- What you will do -
Scan the entries below and extract each line with the word "this" in it.

- Task input -
______________________________
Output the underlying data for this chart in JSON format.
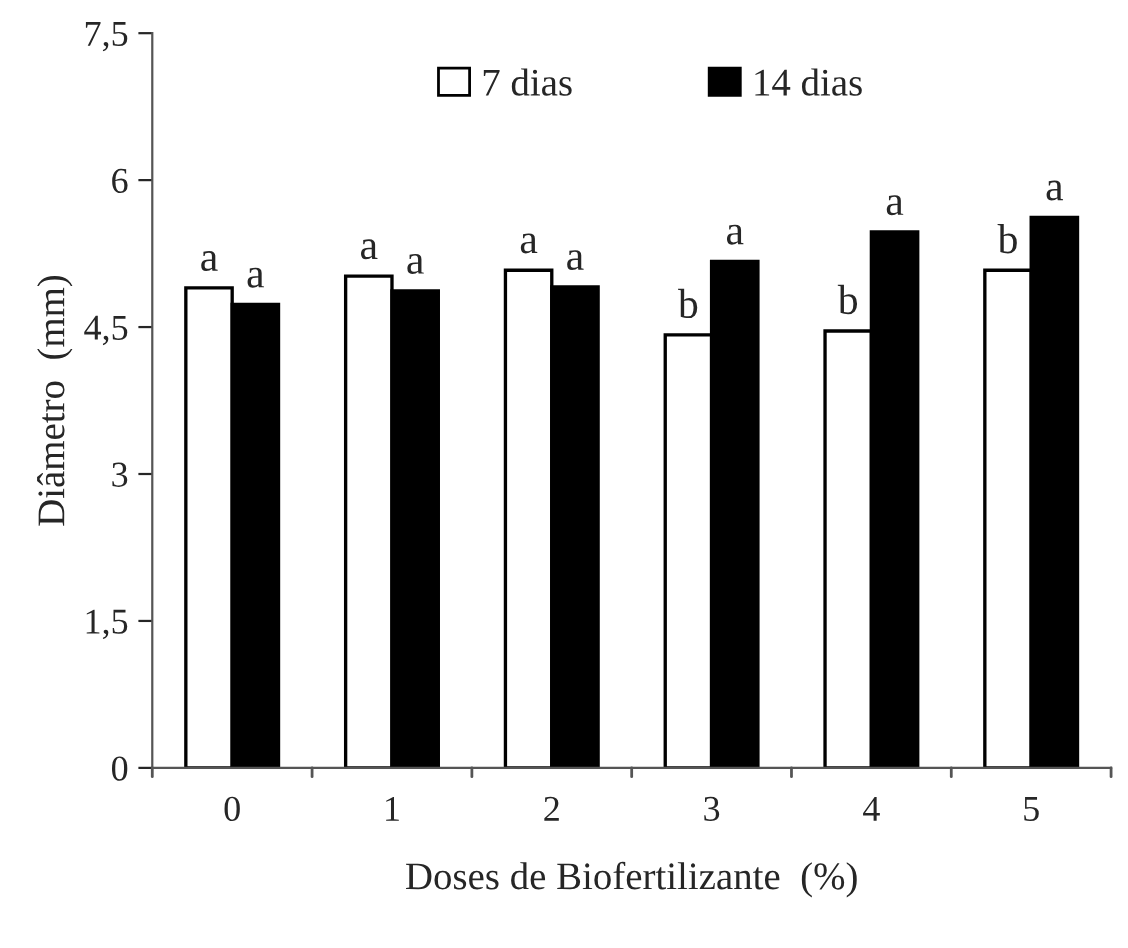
{
  "chart_data": {
    "type": "bar",
    "xlabel": "Doses de Biofertilizante  (%)",
    "ylabel": "Diâmetro  (mm)",
    "categories": [
      "0",
      "1",
      "2",
      "3",
      "4",
      "5"
    ],
    "series": [
      {
        "name": "7 dias",
        "color": "#ffffff",
        "values": [
          4.9,
          5.02,
          5.08,
          4.42,
          4.46,
          5.08
        ],
        "value_labels": [
          "a",
          "a",
          "a",
          "b",
          "b",
          "b"
        ]
      },
      {
        "name": "14 dias",
        "color": "#000000",
        "values": [
          4.73,
          4.87,
          4.91,
          5.17,
          5.47,
          5.62
        ],
        "value_labels": [
          "a",
          "a",
          "a",
          "a",
          "a",
          "a"
        ]
      }
    ],
    "ylim": [
      0,
      7.5
    ],
    "yticks": [
      0,
      {
        "value": 1.5,
        "label": "1,5"
      },
      3,
      {
        "value": 4.5,
        "label": "4,5"
      },
      6,
      {
        "value": 7.5,
        "label": "7,5"
      }
    ],
    "grid": false,
    "legend": "top"
  }
}
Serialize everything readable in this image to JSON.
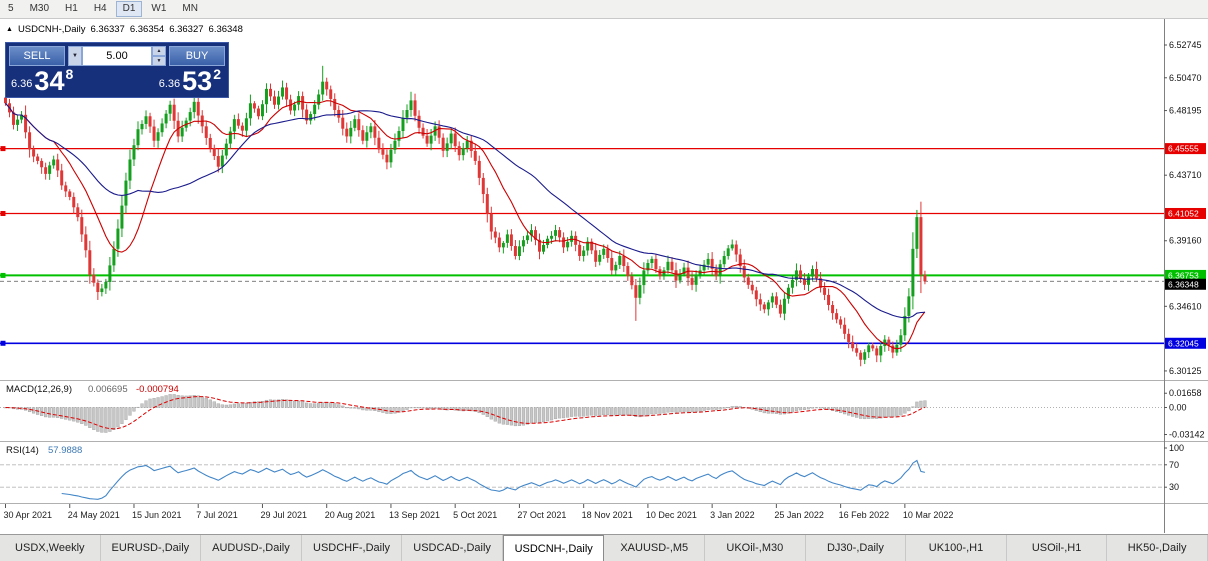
{
  "toolbar": {
    "periods": [
      "5",
      "M30",
      "H1",
      "H4",
      "D1",
      "W1",
      "MN"
    ],
    "active": "D1"
  },
  "chart_header": {
    "symbol": "USDCNH-,Daily",
    "open": "6.36337",
    "high": "6.36354",
    "low": "6.36327",
    "close": "6.36348"
  },
  "icons": {
    "triangle_up": "▲",
    "dropdown_arrow": "▼",
    "spinner_up": "▲",
    "spinner_down": "▼"
  },
  "trade_panel": {
    "sell_label": "SELL",
    "buy_label": "BUY",
    "volume": "5.00",
    "sell_price": {
      "prefix": "6.36",
      "big": "34",
      "sup": "8"
    },
    "buy_price": {
      "prefix": "6.36",
      "big": "53",
      "sup": "2"
    }
  },
  "chart_data": {
    "type": "candlestick",
    "symbol": "USDCNH",
    "timeframe": "Daily",
    "up_color": "#14a01e",
    "down_color": "#e03636",
    "n_candles": 230,
    "close_anchors": [
      0,
      6.487,
      2,
      6.472,
      4,
      6.479,
      6,
      6.455,
      8,
      6.447,
      10,
      6.438,
      12,
      6.448,
      14,
      6.43,
      16,
      6.422,
      18,
      6.408,
      20,
      6.385,
      21,
      6.368,
      23,
      6.356,
      25,
      6.363,
      27,
      6.386,
      29,
      6.416,
      31,
      6.448,
      33,
      6.469,
      35,
      6.478,
      37,
      6.461,
      39,
      6.473,
      41,
      6.486,
      43,
      6.464,
      45,
      6.475,
      47,
      6.488,
      49,
      6.471,
      51,
      6.456,
      53,
      6.443,
      55,
      6.459,
      57,
      6.476,
      59,
      6.468,
      61,
      6.487,
      63,
      6.478,
      65,
      6.497,
      67,
      6.486,
      69,
      6.498,
      71,
      6.482,
      73,
      6.492,
      75,
      6.475,
      77,
      6.486,
      79,
      6.502,
      81,
      6.49,
      83,
      6.477,
      85,
      6.464,
      87,
      6.476,
      89,
      6.461,
      91,
      6.471,
      93,
      6.455,
      95,
      6.446,
      97,
      6.461,
      99,
      6.477,
      101,
      6.489,
      103,
      6.47,
      105,
      6.459,
      107,
      6.471,
      109,
      6.454,
      111,
      6.466,
      113,
      6.451,
      115,
      6.461,
      117,
      6.447,
      119,
      6.424,
      121,
      6.398,
      123,
      6.387,
      125,
      6.396,
      127,
      6.381,
      129,
      6.392,
      131,
      6.399,
      133,
      6.384,
      135,
      6.393,
      137,
      6.399,
      139,
      6.387,
      141,
      6.395,
      143,
      6.381,
      145,
      6.391,
      147,
      6.377,
      149,
      6.386,
      151,
      6.371,
      153,
      6.381,
      155,
      6.367,
      157,
      6.352,
      159,
      6.371,
      161,
      6.379,
      163,
      6.367,
      165,
      6.377,
      167,
      6.364,
      169,
      6.373,
      171,
      6.361,
      173,
      6.371,
      175,
      6.379,
      177,
      6.367,
      179,
      6.381,
      181,
      6.389,
      183,
      6.374,
      185,
      6.361,
      187,
      6.351,
      189,
      6.344,
      191,
      6.353,
      193,
      6.341,
      195,
      6.359,
      197,
      6.371,
      199,
      6.361,
      201,
      6.372,
      203,
      6.359,
      205,
      6.347,
      207,
      6.337,
      209,
      6.327,
      211,
      6.317,
      213,
      6.309,
      215,
      6.319,
      217,
      6.312,
      219,
      6.323,
      221,
      6.314,
      223,
      6.326,
      225,
      6.353,
      226,
      6.386,
      227,
      6.408,
      228,
      6.368,
      229,
      6.36348
    ],
    "wick_overrides": {
      "0": {
        "high": 6.4975
      },
      "23": {
        "low": 6.3505
      },
      "79": {
        "high": 6.513
      },
      "101": {
        "high": 6.495
      },
      "157": {
        "low": 6.336
      },
      "213": {
        "low": 6.3045
      },
      "227": {
        "high": 6.413
      }
    },
    "moving_averages": [
      {
        "period": 13,
        "color": "#cc0000"
      },
      {
        "period": 34,
        "color": "#1a1a8c"
      }
    ],
    "levels": [
      {
        "price": 6.45555,
        "label": "6.45555",
        "color": "#e60000",
        "width": 1.2
      },
      {
        "price": 6.41052,
        "label": "6.41052",
        "color": "#e60000",
        "width": 1.2
      },
      {
        "price": 6.36753,
        "label": "6.36753",
        "color": "#00c000",
        "width": 2
      },
      {
        "price": 6.32045,
        "label": "6.32045",
        "color": "#0000e0",
        "width": 1.6
      }
    ],
    "current_price": {
      "price": 6.36348,
      "label": "6.36348",
      "bg": "#000000"
    },
    "y_ticks": [
      "6.52745",
      "6.50470",
      "6.48195",
      "6.43710",
      "6.39160",
      "6.34610",
      "6.30125"
    ],
    "x_labels": [
      {
        "i": 0,
        "t": "30 Apr 2021"
      },
      {
        "i": 16,
        "t": "24 May 2021"
      },
      {
        "i": 32,
        "t": "15 Jun 2021"
      },
      {
        "i": 48,
        "t": "7 Jul 2021"
      },
      {
        "i": 64,
        "t": "29 Jul 2021"
      },
      {
        "i": 80,
        "t": "20 Aug 2021"
      },
      {
        "i": 96,
        "t": "13 Sep 2021"
      },
      {
        "i": 112,
        "t": "5 Oct 2021"
      },
      {
        "i": 128,
        "t": "27 Oct 2021"
      },
      {
        "i": 144,
        "t": "18 Nov 2021"
      },
      {
        "i": 160,
        "t": "10 Dec 2021"
      },
      {
        "i": 176,
        "t": "3 Jan 2022"
      },
      {
        "i": 192,
        "t": "25 Jan 2022"
      },
      {
        "i": 208,
        "t": "16 Feb 2022"
      },
      {
        "i": 224,
        "t": "10 Mar 2022"
      }
    ],
    "macd": {
      "label": "MACD(12,26,9)",
      "main_value": "0.006695",
      "signal_value": "-0.000794",
      "y_ticks": [
        "0.01658",
        "0.00",
        "-0.03142"
      ],
      "hist_fill": "#c6c6c6",
      "hist_stroke": "#9e9e9e",
      "signal_color": "#dd0000"
    },
    "rsi": {
      "label": "RSI(14)",
      "value": "57.9888",
      "y_ticks": [
        "100",
        "70",
        "30"
      ],
      "color": "#4286c8"
    }
  },
  "tabs": {
    "active_index": 5,
    "items": [
      "USDX,Weekly",
      "EURUSD-,Daily",
      "AUDUSD-,Daily",
      "USDCHF-,Daily",
      "USDCAD-,Daily",
      "USDCNH-,Daily",
      "XAUUSD-,M5",
      "UKOil-,M30",
      "DJ30-,Daily",
      "UK100-,H1",
      "USOil-,H1",
      "HK50-,Daily"
    ]
  }
}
______________________________
- Response -
Output the underlying data for this chart in JSON format.
Serialize everything readable in this image to JSON.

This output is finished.